### Task to carry out
Copy each line that has the string "this" somewhere in it.

* Begin *

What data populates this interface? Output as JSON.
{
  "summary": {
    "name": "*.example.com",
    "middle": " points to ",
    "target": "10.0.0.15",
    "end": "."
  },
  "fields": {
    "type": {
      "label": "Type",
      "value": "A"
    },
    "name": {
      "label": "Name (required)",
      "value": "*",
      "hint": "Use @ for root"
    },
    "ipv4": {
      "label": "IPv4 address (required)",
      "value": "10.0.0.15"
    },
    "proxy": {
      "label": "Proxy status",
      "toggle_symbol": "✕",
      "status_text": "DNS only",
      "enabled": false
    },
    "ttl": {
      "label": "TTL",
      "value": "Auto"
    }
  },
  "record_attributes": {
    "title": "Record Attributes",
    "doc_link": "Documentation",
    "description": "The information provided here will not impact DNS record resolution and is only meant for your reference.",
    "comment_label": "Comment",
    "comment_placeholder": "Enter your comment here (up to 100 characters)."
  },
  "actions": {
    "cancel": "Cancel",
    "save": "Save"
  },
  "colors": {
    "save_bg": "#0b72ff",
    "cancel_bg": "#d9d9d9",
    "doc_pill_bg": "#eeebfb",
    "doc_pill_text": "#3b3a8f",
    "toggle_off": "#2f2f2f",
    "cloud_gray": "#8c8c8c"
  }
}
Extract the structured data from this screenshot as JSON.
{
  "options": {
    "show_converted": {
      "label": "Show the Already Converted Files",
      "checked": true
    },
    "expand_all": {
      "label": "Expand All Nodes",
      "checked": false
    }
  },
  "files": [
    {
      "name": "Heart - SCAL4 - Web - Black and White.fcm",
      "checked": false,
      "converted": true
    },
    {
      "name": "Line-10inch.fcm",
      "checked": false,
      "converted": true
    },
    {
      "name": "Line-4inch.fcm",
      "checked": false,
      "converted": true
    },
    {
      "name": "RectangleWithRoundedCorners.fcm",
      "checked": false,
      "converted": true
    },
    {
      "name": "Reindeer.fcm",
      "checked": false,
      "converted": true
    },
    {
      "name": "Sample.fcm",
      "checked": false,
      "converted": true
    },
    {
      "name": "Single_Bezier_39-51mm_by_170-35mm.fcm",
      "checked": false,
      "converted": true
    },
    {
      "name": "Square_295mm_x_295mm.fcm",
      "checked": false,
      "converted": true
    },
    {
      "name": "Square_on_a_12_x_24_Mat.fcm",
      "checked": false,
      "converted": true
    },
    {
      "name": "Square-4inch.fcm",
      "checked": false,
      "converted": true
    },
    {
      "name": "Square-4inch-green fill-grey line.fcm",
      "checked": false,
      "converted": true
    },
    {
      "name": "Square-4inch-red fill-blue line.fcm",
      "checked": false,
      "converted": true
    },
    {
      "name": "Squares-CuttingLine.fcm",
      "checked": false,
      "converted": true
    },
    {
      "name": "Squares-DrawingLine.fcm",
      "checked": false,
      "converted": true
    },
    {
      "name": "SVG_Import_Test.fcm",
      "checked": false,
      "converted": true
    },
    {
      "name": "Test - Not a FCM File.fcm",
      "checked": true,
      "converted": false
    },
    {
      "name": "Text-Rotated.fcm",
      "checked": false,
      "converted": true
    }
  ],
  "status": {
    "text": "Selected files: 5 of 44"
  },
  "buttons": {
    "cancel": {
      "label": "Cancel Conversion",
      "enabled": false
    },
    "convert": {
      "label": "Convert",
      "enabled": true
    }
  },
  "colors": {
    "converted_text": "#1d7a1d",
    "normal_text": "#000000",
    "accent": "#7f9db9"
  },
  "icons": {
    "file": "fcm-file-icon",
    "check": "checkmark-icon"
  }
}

* End *

### Expected answer
What data populates this interface? Output as JSON.
Extract the structured data from this screenshot as JSON.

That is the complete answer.